▶ Available data:
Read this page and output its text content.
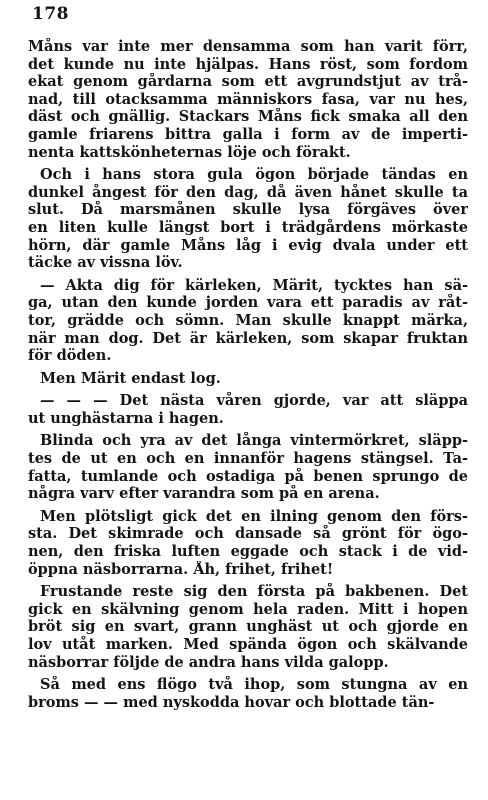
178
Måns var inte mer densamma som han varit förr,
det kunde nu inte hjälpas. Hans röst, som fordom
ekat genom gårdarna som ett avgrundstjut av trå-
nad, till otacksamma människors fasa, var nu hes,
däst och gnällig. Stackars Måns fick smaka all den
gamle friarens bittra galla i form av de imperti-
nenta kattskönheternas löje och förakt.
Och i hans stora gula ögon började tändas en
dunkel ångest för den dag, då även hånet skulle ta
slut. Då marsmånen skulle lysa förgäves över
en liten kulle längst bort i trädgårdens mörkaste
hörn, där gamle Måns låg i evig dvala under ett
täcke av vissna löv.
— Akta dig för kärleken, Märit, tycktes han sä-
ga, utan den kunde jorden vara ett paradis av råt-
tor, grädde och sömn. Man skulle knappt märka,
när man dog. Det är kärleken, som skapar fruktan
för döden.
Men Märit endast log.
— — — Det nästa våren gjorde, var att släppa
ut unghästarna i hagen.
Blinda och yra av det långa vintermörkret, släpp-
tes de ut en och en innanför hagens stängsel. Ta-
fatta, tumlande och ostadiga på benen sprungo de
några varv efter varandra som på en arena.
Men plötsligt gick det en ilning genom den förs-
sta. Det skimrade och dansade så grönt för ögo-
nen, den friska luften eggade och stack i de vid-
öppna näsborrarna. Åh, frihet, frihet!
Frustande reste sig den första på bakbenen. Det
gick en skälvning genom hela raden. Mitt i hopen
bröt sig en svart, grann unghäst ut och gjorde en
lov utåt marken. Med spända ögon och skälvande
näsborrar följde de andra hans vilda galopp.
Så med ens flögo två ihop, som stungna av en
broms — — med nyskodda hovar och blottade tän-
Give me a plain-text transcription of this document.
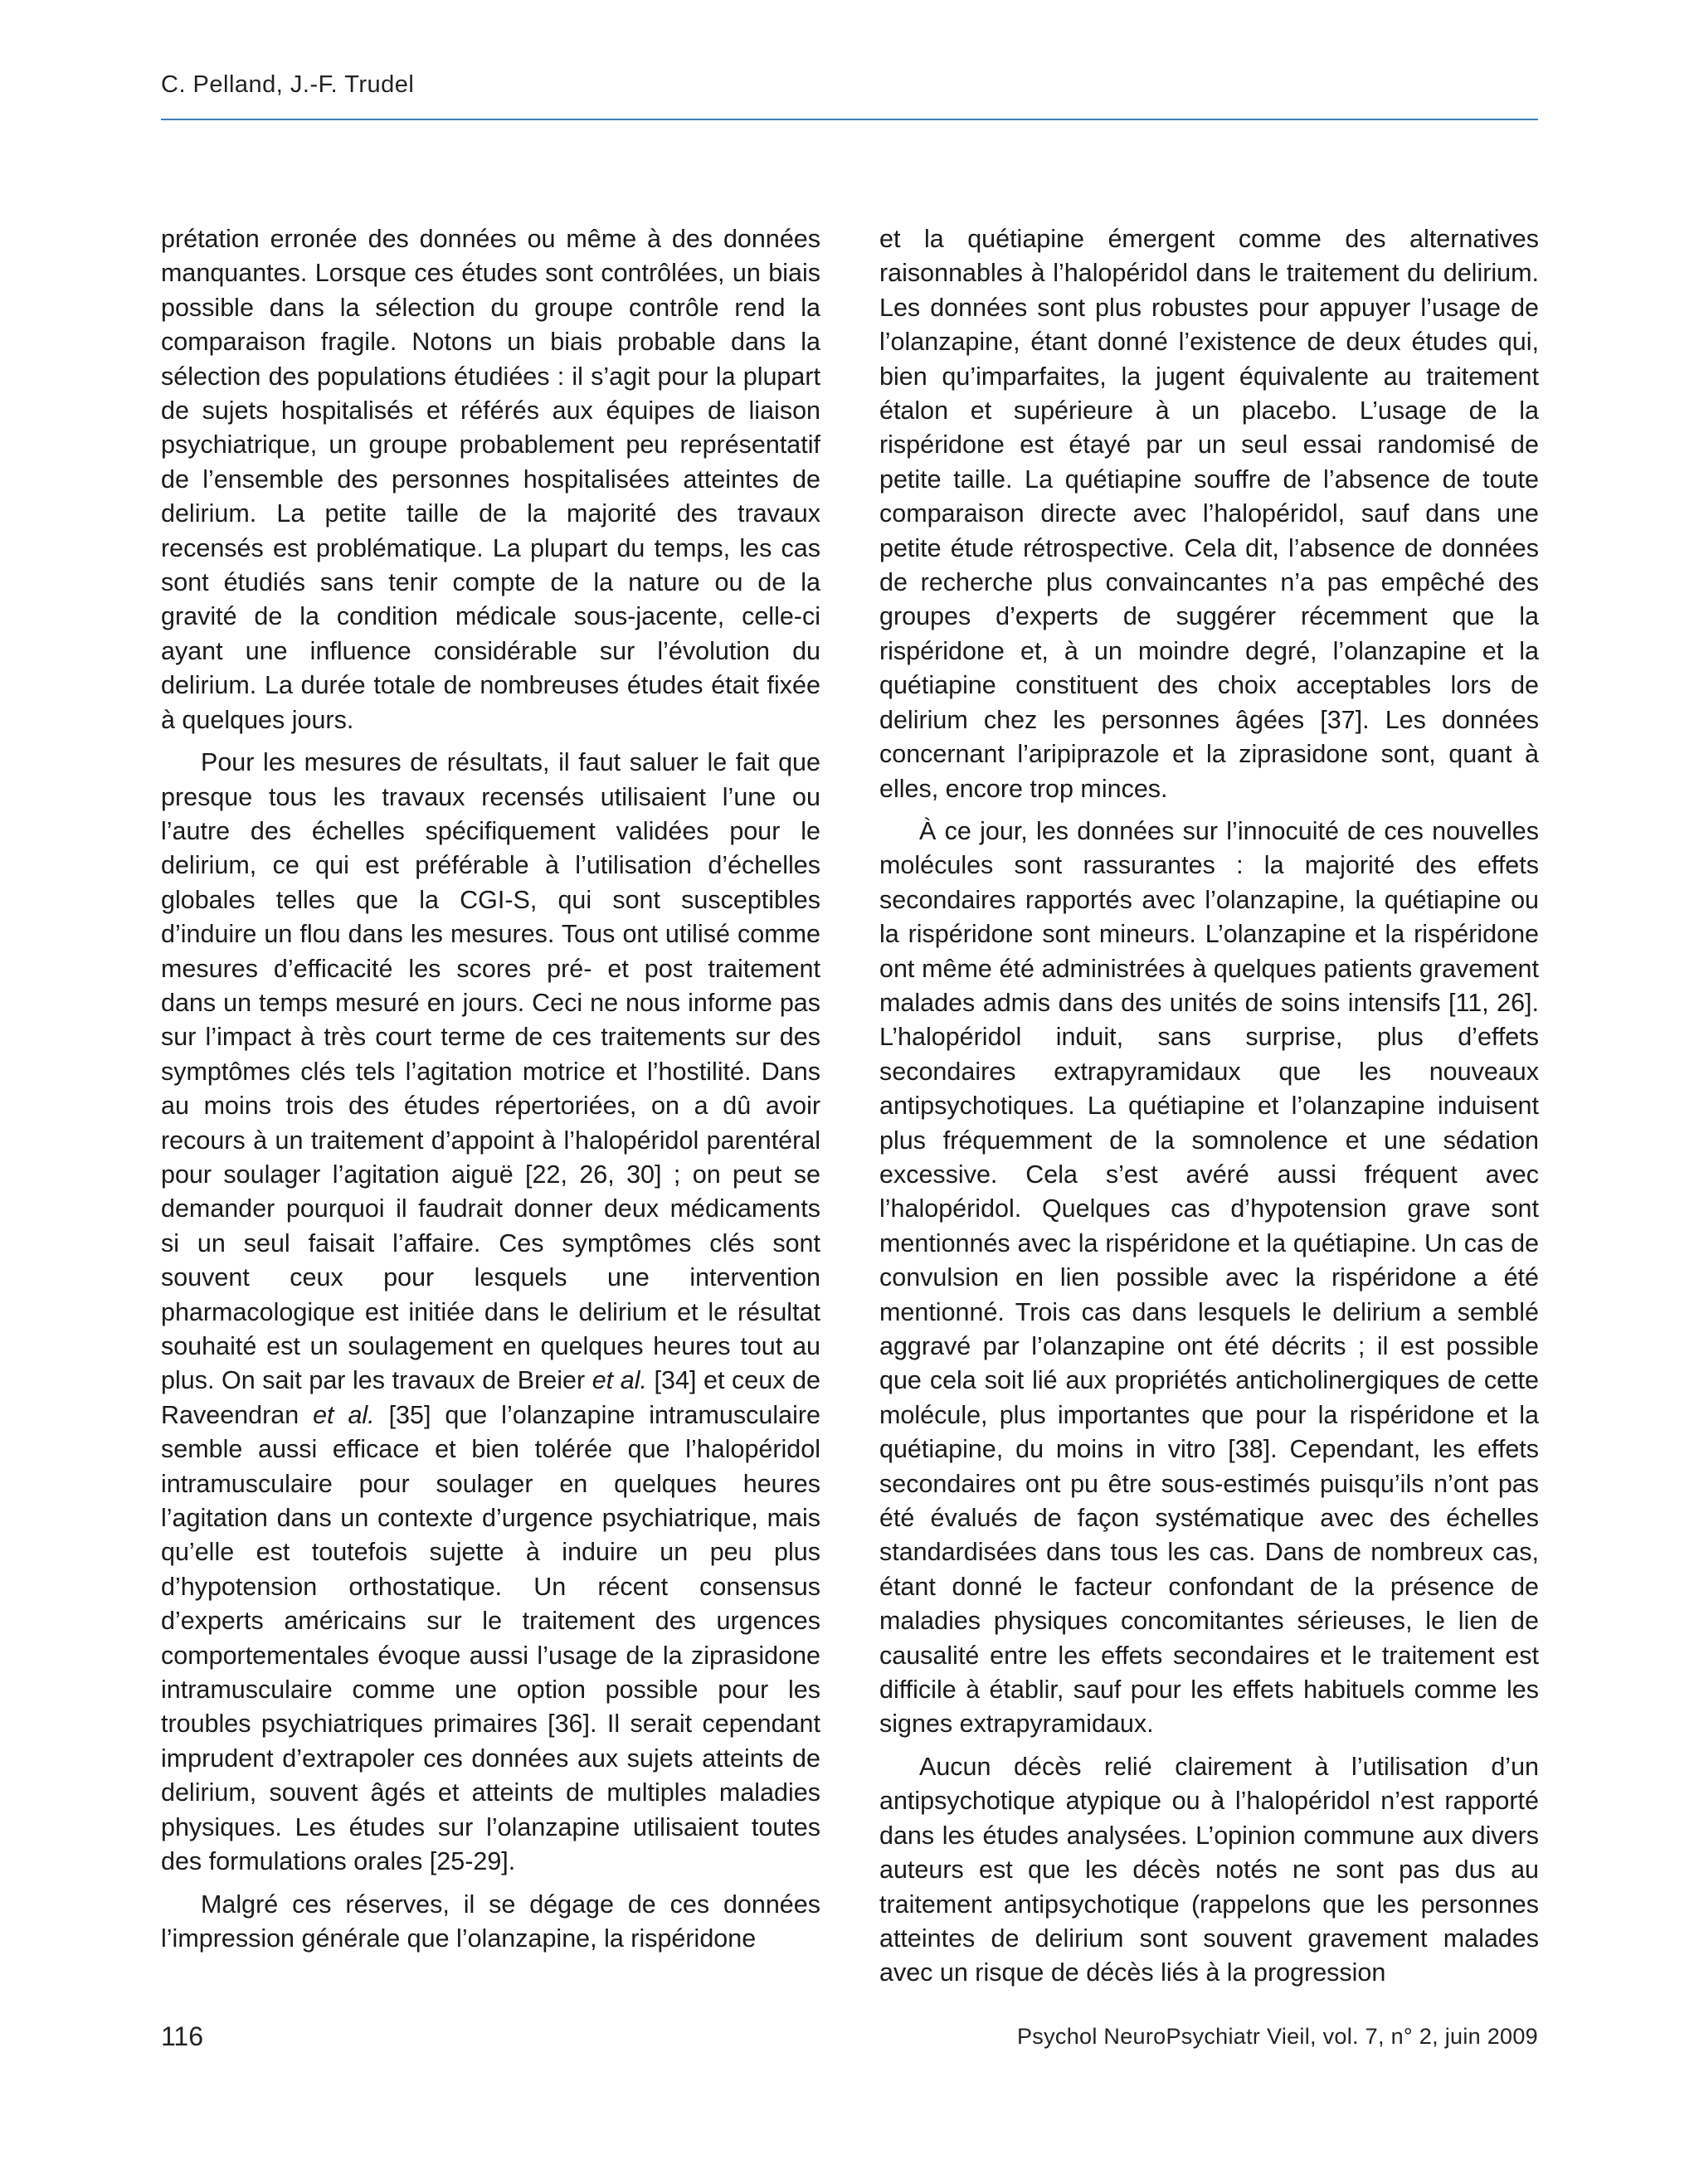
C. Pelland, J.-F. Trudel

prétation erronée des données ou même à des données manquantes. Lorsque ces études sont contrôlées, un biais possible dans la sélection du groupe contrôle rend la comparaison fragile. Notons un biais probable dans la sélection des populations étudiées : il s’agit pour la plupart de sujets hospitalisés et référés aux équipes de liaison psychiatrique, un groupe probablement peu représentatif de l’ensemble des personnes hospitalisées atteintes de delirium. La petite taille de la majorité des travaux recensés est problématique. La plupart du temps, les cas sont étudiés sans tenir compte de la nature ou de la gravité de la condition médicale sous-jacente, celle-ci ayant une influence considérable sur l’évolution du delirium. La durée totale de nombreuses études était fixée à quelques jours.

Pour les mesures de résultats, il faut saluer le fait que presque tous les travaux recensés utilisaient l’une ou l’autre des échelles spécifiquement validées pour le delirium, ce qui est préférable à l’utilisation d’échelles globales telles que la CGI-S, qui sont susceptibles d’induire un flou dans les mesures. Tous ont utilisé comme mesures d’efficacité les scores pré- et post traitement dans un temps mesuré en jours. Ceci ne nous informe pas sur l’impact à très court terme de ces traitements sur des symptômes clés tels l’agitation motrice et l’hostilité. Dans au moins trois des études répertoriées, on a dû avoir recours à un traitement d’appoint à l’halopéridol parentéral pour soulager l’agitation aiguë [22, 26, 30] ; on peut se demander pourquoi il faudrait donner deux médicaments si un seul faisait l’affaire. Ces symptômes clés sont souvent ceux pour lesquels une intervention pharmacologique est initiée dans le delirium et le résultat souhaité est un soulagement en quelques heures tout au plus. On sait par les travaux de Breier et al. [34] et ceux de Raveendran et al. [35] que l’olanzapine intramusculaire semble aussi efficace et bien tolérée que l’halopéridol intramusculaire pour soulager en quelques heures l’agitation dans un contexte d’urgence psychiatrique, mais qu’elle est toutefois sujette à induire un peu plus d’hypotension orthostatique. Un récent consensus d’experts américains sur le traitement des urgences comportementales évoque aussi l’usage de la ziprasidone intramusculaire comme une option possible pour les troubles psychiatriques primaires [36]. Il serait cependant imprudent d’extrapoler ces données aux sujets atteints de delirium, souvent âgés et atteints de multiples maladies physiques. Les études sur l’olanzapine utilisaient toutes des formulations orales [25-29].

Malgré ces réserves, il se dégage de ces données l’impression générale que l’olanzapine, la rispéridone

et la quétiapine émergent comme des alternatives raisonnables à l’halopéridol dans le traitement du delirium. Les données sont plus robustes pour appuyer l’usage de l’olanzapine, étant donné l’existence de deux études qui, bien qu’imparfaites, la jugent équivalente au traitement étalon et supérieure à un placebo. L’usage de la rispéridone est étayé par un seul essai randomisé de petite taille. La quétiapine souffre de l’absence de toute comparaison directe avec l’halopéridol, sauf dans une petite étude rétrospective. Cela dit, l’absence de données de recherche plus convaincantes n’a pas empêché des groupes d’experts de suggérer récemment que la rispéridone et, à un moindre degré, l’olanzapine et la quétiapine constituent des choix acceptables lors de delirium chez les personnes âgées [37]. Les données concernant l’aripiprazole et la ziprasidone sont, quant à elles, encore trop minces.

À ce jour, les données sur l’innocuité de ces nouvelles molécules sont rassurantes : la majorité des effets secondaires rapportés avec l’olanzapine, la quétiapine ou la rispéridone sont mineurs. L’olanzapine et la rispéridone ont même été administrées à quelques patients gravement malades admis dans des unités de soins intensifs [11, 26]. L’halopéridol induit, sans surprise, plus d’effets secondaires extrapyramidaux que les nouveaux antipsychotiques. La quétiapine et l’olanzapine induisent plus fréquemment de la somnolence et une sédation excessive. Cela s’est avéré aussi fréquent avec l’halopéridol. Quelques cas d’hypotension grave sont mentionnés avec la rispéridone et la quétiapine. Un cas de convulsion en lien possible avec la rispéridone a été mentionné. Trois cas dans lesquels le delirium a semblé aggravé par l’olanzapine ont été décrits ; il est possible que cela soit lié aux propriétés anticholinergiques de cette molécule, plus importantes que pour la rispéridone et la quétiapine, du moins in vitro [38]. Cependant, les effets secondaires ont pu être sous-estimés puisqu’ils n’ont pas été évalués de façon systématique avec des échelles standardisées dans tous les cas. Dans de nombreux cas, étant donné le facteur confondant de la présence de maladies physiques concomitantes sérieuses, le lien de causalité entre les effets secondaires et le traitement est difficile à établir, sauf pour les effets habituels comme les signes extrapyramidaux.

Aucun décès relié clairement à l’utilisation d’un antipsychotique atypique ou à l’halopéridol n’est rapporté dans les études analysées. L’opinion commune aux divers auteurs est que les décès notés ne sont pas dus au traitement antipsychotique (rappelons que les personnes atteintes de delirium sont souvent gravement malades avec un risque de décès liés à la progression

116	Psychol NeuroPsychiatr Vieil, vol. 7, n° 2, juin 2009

▶ Brief:
If a record holds a picture, leave that picture out; retype everything else exactly.

▶ Your solution:
Read this page and output its text content.
178
Måns var inte mer densamma som han varit förr,
det kunde nu inte hjälpas. Hans röst, som fordom
ekat genom gårdarna som ett avgrundstjut av trå-
nad, till otacksamma människors fasa, var nu hes,
däst och gnällig. Stackars Måns fick smaka all den
gamle friarens bittra galla i form av de imperti-
nenta kattskönheternas löje och förakt.
Och i hans stora gula ögon började tändas en
dunkel ångest för den dag, då även hånet skulle ta
slut. Då marsmånen skulle lysa förgäves över
en liten kulle längst bort i trädgårdens mörkaste
hörn, där gamle Måns låg i evig dvala under ett
täcke av vissna löv.
— Akta dig för kärleken, Märit, tycktes han sä-
ga, utan den kunde jorden vara ett paradis av råt-
tor, grädde och sömn. Man skulle knappt märka,
när man dog. Det är kärleken, som skapar fruktan
för döden.
Men Märit endast log.
— — — Det nästa våren gjorde, var att släppa
ut unghästarna i hagen.
Blinda och yra av det långa vintermörkret, släpp-
tes de ut en och en innanför hagens stängsel. Ta-
fatta, tumlande och ostadiga på benen sprungo de
några varv efter varandra som på en arena.
Men plötsligt gick det en ilning genom den förs-
sta. Det skimrade och dansade så grönt för ögo-
nen, den friska luften eggade och stack i de vid-
öppna näsborrarna. Åh, frihet, frihet!
Frustande reste sig den första på bakbenen. Det
gick en skälvning genom hela raden. Mitt i hopen
bröt sig en svart, grann unghäst ut och gjorde en
lov utåt marken. Med spända ögon och skälvande
näsborrar följde de andra hans vilda galopp.
Så med ens flögo två ihop, som stungna av en
broms — — med nyskodda hovar och blottade tän-
Give me a plain-text transcription of this document.
C. Pelland, J.-F. Trudel

prétation erronée des données ou même à des données manquantes. Lorsque ces études sont contrôlées, un biais possible dans la sélection du groupe contrôle rend la comparaison fragile. Notons un biais probable dans la sélection des populations étudiées : il s’agit pour la plupart de sujets hospitalisés et référés aux équipes de liaison psychiatrique, un groupe probablement peu représentatif de l’ensemble des personnes hospitalisées atteintes de delirium. La petite taille de la majorité des travaux recensés est problématique. La plupart du temps, les cas sont étudiés sans tenir compte de la nature ou de la gravité de la condition médicale sous-jacente, celle-ci ayant une influence considérable sur l’évolution du delirium. La durée totale de nombreuses études était fixée à quelques jours.

Pour les mesures de résultats, il faut saluer le fait que presque tous les travaux recensés utilisaient l’une ou l’autre des échelles spécifiquement validées pour le delirium, ce qui est préférable à l’utilisation d’échelles globales telles que la CGI-S, qui sont susceptibles d’induire un flou dans les mesures. Tous ont utilisé comme mesures d’efficacité les scores pré- et post traitement dans un temps mesuré en jours. Ceci ne nous informe pas sur l’impact à très court terme de ces traitements sur des symptômes clés tels l’agitation motrice et l’hostilité. Dans au moins trois des études répertoriées, on a dû avoir recours à un traitement d’appoint à l’halopéridol parentéral pour soulager l’agitation aiguë [22, 26, 30] ; on peut se demander pourquoi il faudrait donner deux médicaments si un seul faisait l’affaire. Ces symptômes clés sont souvent ceux pour lesquels une intervention pharmacologique est initiée dans le delirium et le résultat souhaité est un soulagement en quelques heures tout au plus. On sait par les travaux de Breier et al. [34] et ceux de Raveendran et al. [35] que l’olanzapine intramusculaire semble aussi efficace et bien tolérée que l’halopéridol intramusculaire pour soulager en quelques heures l’agitation dans un contexte d’urgence psychiatrique, mais qu’elle est toutefois sujette à induire un peu plus d’hypotension orthostatique. Un récent consensus d’experts américains sur le traitement des urgences comportementales évoque aussi l’usage de la ziprasidone intramusculaire comme une option possible pour les troubles psychiatriques primaires [36]. Il serait cependant imprudent d’extrapoler ces données aux sujets atteints de delirium, souvent âgés et atteints de multiples maladies physiques. Les études sur l’olanzapine utilisaient toutes des formulations orales [25-29].

Malgré ces réserves, il se dégage de ces données l’impression générale que l’olanzapine, la rispéridone

et la quétiapine émergent comme des alternatives raisonnables à l’halopéridol dans le traitement du delirium. Les données sont plus robustes pour appuyer l’usage de l’olanzapine, étant donné l’existence de deux études qui, bien qu’imparfaites, la jugent équivalente au traitement étalon et supérieure à un placebo. L’usage de la rispéridone est étayé par un seul essai randomisé de petite taille. La quétiapine souffre de l’absence de toute comparaison directe avec l’halopéridol, sauf dans une petite étude rétrospective. Cela dit, l’absence de données de recherche plus convaincantes n’a pas empêché des groupes d’experts de suggérer récemment que la rispéridone et, à un moindre degré, l’olanzapine et la quétiapine constituent des choix acceptables lors de delirium chez les personnes âgées [37]. Les données concernant l’aripiprazole et la ziprasidone sont, quant à elles, encore trop minces.

À ce jour, les données sur l’innocuité de ces nouvelles molécules sont rassurantes : la majorité des effets secondaires rapportés avec l’olanzapine, la quétiapine ou la rispéridone sont mineurs. L’olanzapine et la rispéridone ont même été administrées à quelques patients gravement malades admis dans des unités de soins intensifs [11, 26]. L’halopéridol induit, sans surprise, plus d’effets secondaires extrapyramidaux que les nouveaux antipsychotiques. La quétiapine et l’olanzapine induisent plus fréquemment de la somnolence et une sédation excessive. Cela s’est avéré aussi fréquent avec l’halopéridol. Quelques cas d’hypotension grave sont mentionnés avec la rispéridone et la quétiapine. Un cas de convulsion en lien possible avec la rispéridone a été mentionné. Trois cas dans lesquels le delirium a semblé aggravé par l’olanzapine ont été décrits ; il est possible que cela soit lié aux propriétés anticholinergiques de cette molécule, plus importantes que pour la rispéridone et la quétiapine, du moins in vitro [38]. Cependant, les effets secondaires ont pu être sous-estimés puisqu’ils n’ont pas été évalués de façon systématique avec des échelles standardisées dans tous les cas. Dans de nombreux cas, étant donné le facteur confondant de la présence de maladies physiques concomitantes sérieuses, le lien de causalité entre les effets secondaires et le traitement est difficile à établir, sauf pour les effets habituels comme les signes extrapyramidaux.

Aucun décès relié clairement à l’utilisation d’un antipsychotique atypique ou à l’halopéridol n’est rapporté dans les études analysées. L’opinion commune aux divers auteurs est que les décès notés ne sont pas dus au traitement antipsychotique (rappelons que les personnes atteintes de delirium sont souvent gravement malades avec un risque de décès liés à la progression

116	Psychol NeuroPsychiatr Vieil, vol. 7, n° 2, juin 2009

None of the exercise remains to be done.